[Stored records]
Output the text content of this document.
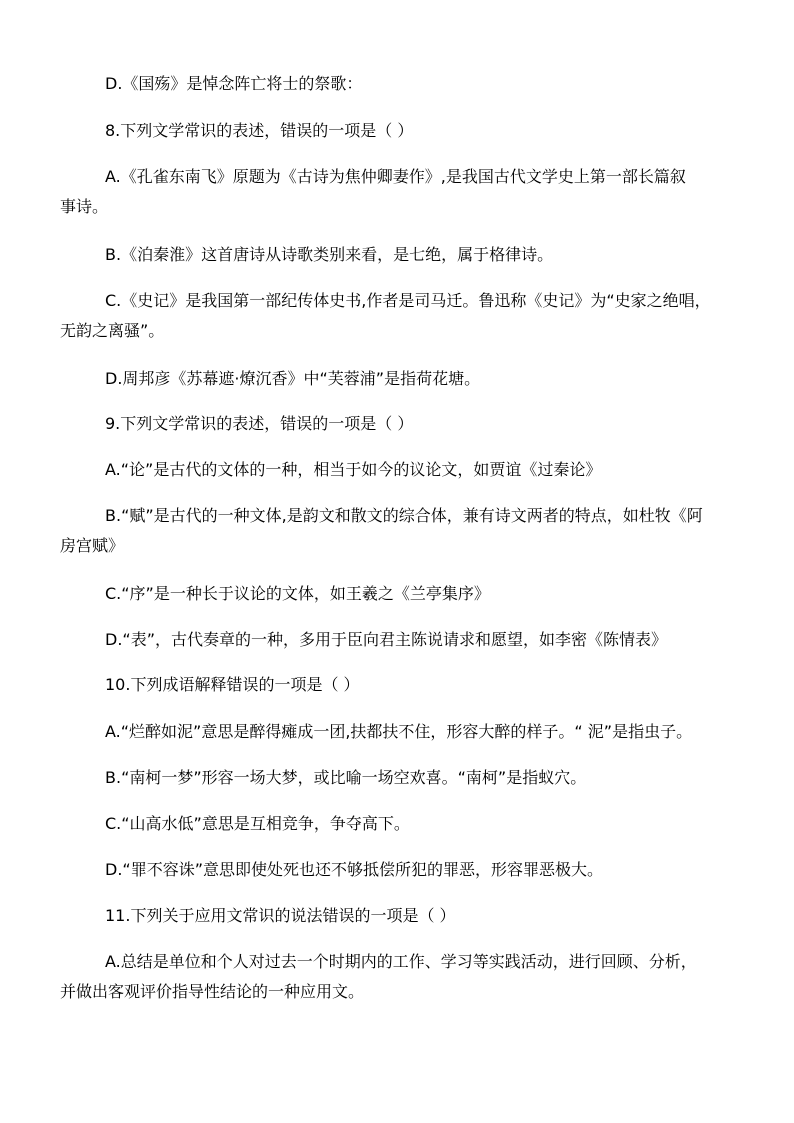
D.《国殇》是悼念阵亡将士的祭歌：
8.下列文学常识的表述，错误的一项是（ ）
A.《孔雀东南飞》原题为《古诗为焦仲卿妻作》,是我国古代文学史上第一部长篇叙
事诗。
B.《泊秦淮》这首唐诗从诗歌类别来看，是七绝，属于格律诗。
C.《史记》是我国第一部纪传体史书,作者是司马迁。鲁迅称《史记》为“史家之绝唱，
无韵之离骚”。
D.周邦彦《苏幕遮·燎沉香》中“芙蓉浦”是指荷花塘。
9.下列文学常识的表述，错误的一项是（ ）
A.“论”是古代的文体的一种，相当于如今的议论文，如贾谊《过秦论》
B.“赋”是古代的一种文体,是韵文和散文的综合体，兼有诗文两者的特点，如杜牧《阿
房宫赋》
C.“序”是一种长于议论的文体，如王羲之《兰亭集序》
D.“表”，古代奏章的一种，多用于臣向君主陈说请求和愿望，如李密《陈情表》
10.下列成语解释错误的一项是（ ）
A.“烂醉如泥”意思是醉得瘫成一团,扶都扶不住，形容大醉的样子。“ 泥”是指虫子。
B.“南柯一梦”形容一场大梦，或比喻一场空欢喜。“南柯”是指蚁穴。
C.“山高水低”意思是互相竞争，争夺高下。
D.“罪不容诛”意思即使处死也还不够抵偿所犯的罪恶，形容罪恶极大。
11.下列关于应用文常识的说法错误的一项是（ ）
A.总结是单位和个人对过去一个时期内的工作、学习等实践活动，进行回顾、分析，
并做出客观评价指导性结论的一种应用文。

- **EXERCISE GOAL**
For the listing above, identify each line bearing "下列文学常识的表述".

- **FULL RESPONSE**
8.下列文学常识的表述，错误的一项是（ ）
9.下列文学常识的表述，错误的一项是（ ）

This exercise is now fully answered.